■ Written request ■
Transcribe all of the records word for word, but omit the pictures.

■ Given data ■
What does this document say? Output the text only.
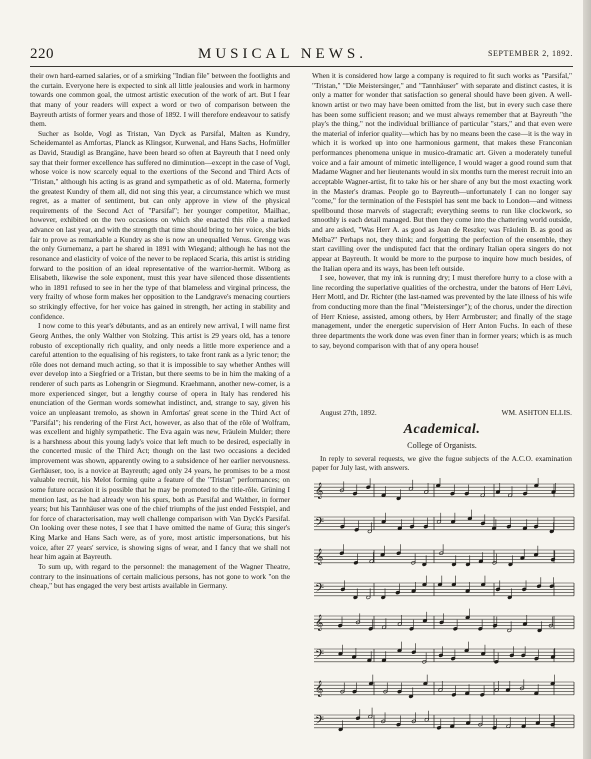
220	MUSICAL NEWS.	SEPTEMBER 2, 1892.

their own hard-earned salaries, or of a smirking "Indian file" between the footlights and the curtain. Everyone here is expected to sink all little jealousies and work in harmony towards one common goal, the utmost artistic execution of the work of art. But I fear that many of your readers will expect a word or two of comparison between the Bayreuth artists of former years and those of 1892. I will therefore endeavour to satisfy them.

Sucher as Isolde, Vogl as Tristan, Van Dyck as Parsifal, Malten as Kundry, Scheidemantel as Amfortas, Planck as Klingsor, Kurwenal, and Hans Sachs, Hofmüller as David, Staudigl as Brangäne, have been heard so often at Bayreuth that I need only say that their former excellence has suffered no diminution—except in the case of Vogl, whose voice is now scarcely equal to the exertions of the Second and Third Acts of "Tristan," although his acting is as grand and sympathetic as of old. Materna, formerly the greatest Kundry of them all, did not sing this year, a circumstance which we must regret, as a matter of sentiment, but can only approve in view of the physical requirements of the Second Act of "Parsifal"; her younger competitor, Mailhac, however, exhibited on the two occasions on which she enacted this rôle a marked advance on last year, and with the strength that time should bring to her voice, she bids fair to prove as remarkable a Kundry as she is now an unequalled Venus. Grengg was the only Gurnemanz, a part he shared in 1891 with Wiegand; although he has not the resonance and elasticity of voice of the never to be replaced Scaria, this artist is striding forward to the position of an ideal representative of the warrior-hermit. Wiborg as Elisabeth, likewise the sole exponent, must this year have silenced those dissentients who in 1891 refused to see in her the type of that blameless and virginal princess, the very frailty of whose form makes her opposition to the Landgrave's menacing courtiers so strikingly effective, for her voice has gained in strength, her acting in stability and confidence.

I now come to this year's débutants, and as an entirely new arrival, I will name first Georg Anthes, the only Walther von Stolzing. This artist is 29 years old, has a tenore robusto of exceptionally rich quality, and only needs a little more experience and a careful attention to the equalising of his registers, to take front rank as a lyric tenor; the rôle does not demand much acting, so that it is impossible to say whether Anthes will ever develop into a Siegfried or a Tristan, but there seems to be in him the making of a renderer of such parts as Lohengrin or Siegmund. Kraehmann, another new-comer, is a more experienced singer, but a lengthy course of opera in Italy has rendered his enunciation of the German words somewhat indistinct, and, strange to say, given his voice an unpleasant tremolo, as shown in Amfortas' great scene in the Third Act of "Parsifal"; his rendering of the First Act, however, as also that of the rôle of Wolfram, was excellent and highly sympathetic. The Eva again was new, Fräulein Mulder; there is a harshness about this young lady's voice that left much to be desired, especially in the concerted music of the Third Act; though on the last two occasions a decided improvement was shown, apparently owing to a subsidence of her earlier nervousness. Gerhäuser, too, is a novice at Bayreuth; aged only 24 years, he promises to be a most valuable recruit, his Melot forming quite a feature of the "Tristan" performances; on some future occasion it is possible that he may be promoted to the title-rôle. Grüning I mention last, as he had already won his spurs, both as Parsifal and Walther, in former years; but his Tannhäuser was one of the chief triumphs of the just ended Festspiel, and for force of characterisation, may well challenge comparison with Van Dyck's Parsifal. On looking over these notes, I see that I have omitted the name of Gura; this singer's King Marke and Hans Sach were, as of yore, most artistic impersonations, but his voice, after 27 years' service, is showing signs of wear, and I fancy that we shall not hear him again at Bayreuth.

To sum up, with regard to the personnel: the management of the Wagner Theatre, contrary to the insinuations of certain malicious persons, has not gone to work "on the cheap," but has engaged the very best artists available in Germany.

When it is considered how large a company is required to fit such works as "Parsifal," "Tristan," "Die Meistersinger," and "Tannhäuser" with separate and distinct castes, it is only a matter for wonder that satisfaction so general should have been given. A well-known artist or two may have been omitted from the list, but in every such case there has been some sufficient reason; and we must always remember that at Bayreuth "the play's the thing," not the individual brilliance of particular "stars," and that even were the material of inferior quality—which has by no means been the case—it is the way in which it is worked up into one harmonious garment, that makes these Franconian performances phenomena unique in musico-dramatic art. Given a moderately tuneful voice and a fair amount of mimetic intelligence, I would wager a good round sum that Madame Wagner and her lieutenants would in six months turn the merest recruit into an acceptable Wagner-artist, fit to take his or her share of any but the most exacting work in the Master's dramas. People go to Bayreuth—unfortunately I can no longer say "come," for the termination of the Festspiel has sent me back to London—and witness spellbound those marvels of stagecraft; everything seems to run like clockwork, so smoothly is each detail managed. But then they come into the chattering world outside, and are asked, "Was Herr A. as good as Jean de Reszke; was Fräulein B. as good as Melba?" Perhaps not, they think; and forgetting the perfection of the ensemble, they start cavilling over the undisputed fact that the ordinary Italian opera singers do not appear at Bayreuth. It would be more to the purpose to inquire how much besides, of the Italian opera and its ways, has been left outside.

I see, however, that my ink is running dry; I must therefore hurry to a close with a line recording the superlative qualities of the orchestra, under the batons of Herr Lévi, Herr Mottl, and Dr. Richter (the last-named was prevented by the late illness of his wife from conducting more than the final "Meistersinger"); of the chorus, under the direction of Herr Kniese, assisted, among others, by Herr Armbruster; and finally of the stage management, under the energetic supervision of Herr Anton Fuchs. In each of these three departments the work done was even finer than in former years; which is as much to say, beyond comparison with that of any opera house!

August 27th, 1892.	WM. ASHTON ELLIS.
Academical.
College of Organists.
In reply to several requests, we give the fugue subjects of the A.C.O. examination paper for July last, with answers.
𝄞
𝄢
𝄞
𝄢
𝄞
𝄢
𝄞
𝄢
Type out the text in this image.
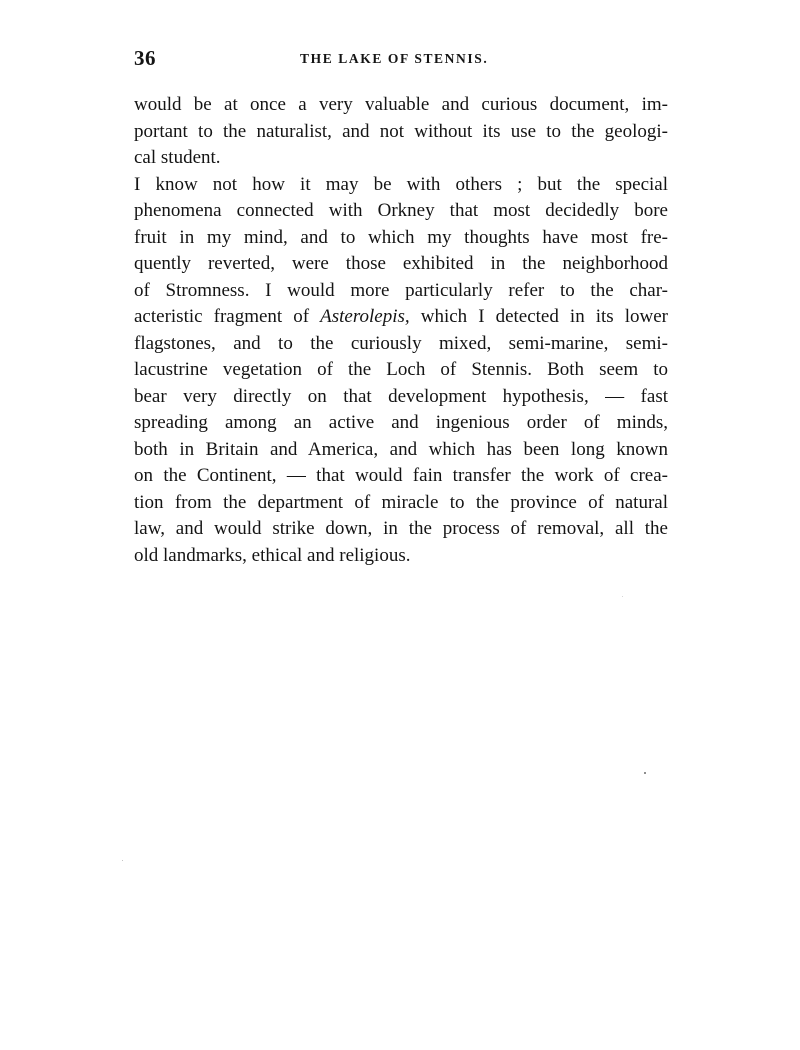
36	THE LAKE OF STENNIS.
would be at once a very valuable and curious document, im-
portant to the naturalist, and not without its use to the geologi-
cal student.
I know not how it may be with others ; but the special
phenomena connected with Orkney that most decidedly bore
fruit in my mind, and to which my thoughts have most fre-
quently reverted, were those exhibited in the neighborhood
of Stromness. I would more particularly refer to the char-
acteristic fragment of Asterolepis, which I detected in its lower
flagstones, and to the curiously mixed, semi-marine, semi-
lacustrine vegetation of the Loch of Stennis. Both seem to
bear very directly on that development hypothesis, — fast
spreading among an active and ingenious order of minds,
both in Britain and America, and which has been long known
on the Continent, — that would fain transfer the work of crea-
tion from the department of miracle to the province of natural
law, and would strike down, in the process of removal, all the
old landmarks, ethical and religious.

■ Solved problem ■
What does this document say? Output the text only.
220	MUSICAL NEWS.	SEPTEMBER 2, 1892.

their own hard-earned salaries, or of a smirking "Indian file" between the footlights and the curtain. Everyone here is expected to sink all little jealousies and work in harmony towards one common goal, the utmost artistic execution of the work of art. But I fear that many of your readers will expect a word or two of comparison between the Bayreuth artists of former years and those of 1892. I will therefore endeavour to satisfy them.

Sucher as Isolde, Vogl as Tristan, Van Dyck as Parsifal, Malten as Kundry, Scheidemantel as Amfortas, Planck as Klingsor, Kurwenal, and Hans Sachs, Hofmüller as David, Staudigl as Brangäne, have been heard so often at Bayreuth that I need only say that their former excellence has suffered no diminution—except in the case of Vogl, whose voice is now scarcely equal to the exertions of the Second and Third Acts of "Tristan," although his acting is as grand and sympathetic as of old. Materna, formerly the greatest Kundry of them all, did not sing this year, a circumstance which we must regret, as a matter of sentiment, but can only approve in view of the physical requirements of the Second Act of "Parsifal"; her younger competitor, Mailhac, however, exhibited on the two occasions on which she enacted this rôle a marked advance on last year, and with the strength that time should bring to her voice, she bids fair to prove as remarkable a Kundry as she is now an unequalled Venus. Grengg was the only Gurnemanz, a part he shared in 1891 with Wiegand; although he has not the resonance and elasticity of voice of the never to be replaced Scaria, this artist is striding forward to the position of an ideal representative of the warrior-hermit. Wiborg as Elisabeth, likewise the sole exponent, must this year have silenced those dissentients who in 1891 refused to see in her the type of that blameless and virginal princess, the very frailty of whose form makes her opposition to the Landgrave's menacing courtiers so strikingly effective, for her voice has gained in strength, her acting in stability and confidence.

I now come to this year's débutants, and as an entirely new arrival, I will name first Georg Anthes, the only Walther von Stolzing. This artist is 29 years old, has a tenore robusto of exceptionally rich quality, and only needs a little more experience and a careful attention to the equalising of his registers, to take front rank as a lyric tenor; the rôle does not demand much acting, so that it is impossible to say whether Anthes will ever develop into a Siegfried or a Tristan, but there seems to be in him the making of a renderer of such parts as Lohengrin or Siegmund. Kraehmann, another new-comer, is a more experienced singer, but a lengthy course of opera in Italy has rendered his enunciation of the German words somewhat indistinct, and, strange to say, given his voice an unpleasant tremolo, as shown in Amfortas' great scene in the Third Act of "Parsifal"; his rendering of the First Act, however, as also that of the rôle of Wolfram, was excellent and highly sympathetic. The Eva again was new, Fräulein Mulder; there is a harshness about this young lady's voice that left much to be desired, especially in the concerted music of the Third Act; though on the last two occasions a decided improvement was shown, apparently owing to a subsidence of her earlier nervousness. Gerhäuser, too, is a novice at Bayreuth; aged only 24 years, he promises to be a most valuable recruit, his Melot forming quite a feature of the "Tristan" performances; on some future occasion it is possible that he may be promoted to the title-rôle. Grüning I mention last, as he had already won his spurs, both as Parsifal and Walther, in former years; but his Tannhäuser was one of the chief triumphs of the just ended Festspiel, and for force of characterisation, may well challenge comparison with Van Dyck's Parsifal. On looking over these notes, I see that I have omitted the name of Gura; this singer's King Marke and Hans Sach were, as of yore, most artistic impersonations, but his voice, after 27 years' service, is showing signs of wear, and I fancy that we shall not hear him again at Bayreuth.

To sum up, with regard to the personnel: the management of the Wagner Theatre, contrary to the insinuations of certain malicious persons, has not gone to work "on the cheap," but has engaged the very best artists available in Germany.

When it is considered how large a company is required to fit such works as "Parsifal," "Tristan," "Die Meistersinger," and "Tannhäuser" with separate and distinct castes, it is only a matter for wonder that satisfaction so general should have been given. A well-known artist or two may have been omitted from the list, but in every such case there has been some sufficient reason; and we must always remember that at Bayreuth "the play's the thing," not the individual brilliance of particular "stars," and that even were the material of inferior quality—which has by no means been the case—it is the way in which it is worked up into one harmonious garment, that makes these Franconian performances phenomena unique in musico-dramatic art. Given a moderately tuneful voice and a fair amount of mimetic intelligence, I would wager a good round sum that Madame Wagner and her lieutenants would in six months turn the merest recruit into an acceptable Wagner-artist, fit to take his or her share of any but the most exacting work in the Master's dramas. People go to Bayreuth—unfortunately I can no longer say "come," for the termination of the Festspiel has sent me back to London—and witness spellbound those marvels of stagecraft; everything seems to run like clockwork, so smoothly is each detail managed. But then they come into the chattering world outside, and are asked, "Was Herr A. as good as Jean de Reszke; was Fräulein B. as good as Melba?" Perhaps not, they think; and forgetting the perfection of the ensemble, they start cavilling over the undisputed fact that the ordinary Italian opera singers do not appear at Bayreuth. It would be more to the purpose to inquire how much besides, of the Italian opera and its ways, has been left outside.

I see, however, that my ink is running dry; I must therefore hurry to a close with a line recording the superlative qualities of the orchestra, under the batons of Herr Lévi, Herr Mottl, and Dr. Richter (the last-named was prevented by the late illness of his wife from conducting more than the final "Meistersinger"); of the chorus, under the direction of Herr Kniese, assisted, among others, by Herr Armbruster; and finally of the stage management, under the energetic supervision of Herr Anton Fuchs. In each of these three departments the work done was even finer than in former years; which is as much to say, beyond comparison with that of any opera house!

August 27th, 1892.	WM. ASHTON ELLIS.
Academical.
College of Organists.
In reply to several requests, we give the fugue subjects of the A.C.O. examination paper for July last, with answers.
𝄞
𝄢
𝄞
𝄢
𝄞
𝄢
𝄞
𝄢
Type out the text in this image.
36	THE LAKE OF STENNIS.
would be at once a very valuable and curious document, im-
portant to the naturalist, and not without its use to the geologi-
cal student.
I know not how it may be with others ; but the special
phenomena connected with Orkney that most decidedly bore
fruit in my mind, and to which my thoughts have most fre-
quently reverted, were those exhibited in the neighborhood
of Stromness. I would more particularly refer to the char-
acteristic fragment of Asterolepis, which I detected in its lower
flagstones, and to the curiously mixed, semi-marine, semi-
lacustrine vegetation of the Loch of Stennis. Both seem to
bear very directly on that development hypothesis, — fast
spreading among an active and ingenious order of minds,
both in Britain and America, and which has been long known
on the Continent, — that would fain transfer the work of crea-
tion from the department of miracle to the province of natural
law, and would strike down, in the process of removal, all the
old landmarks, ethical and religious.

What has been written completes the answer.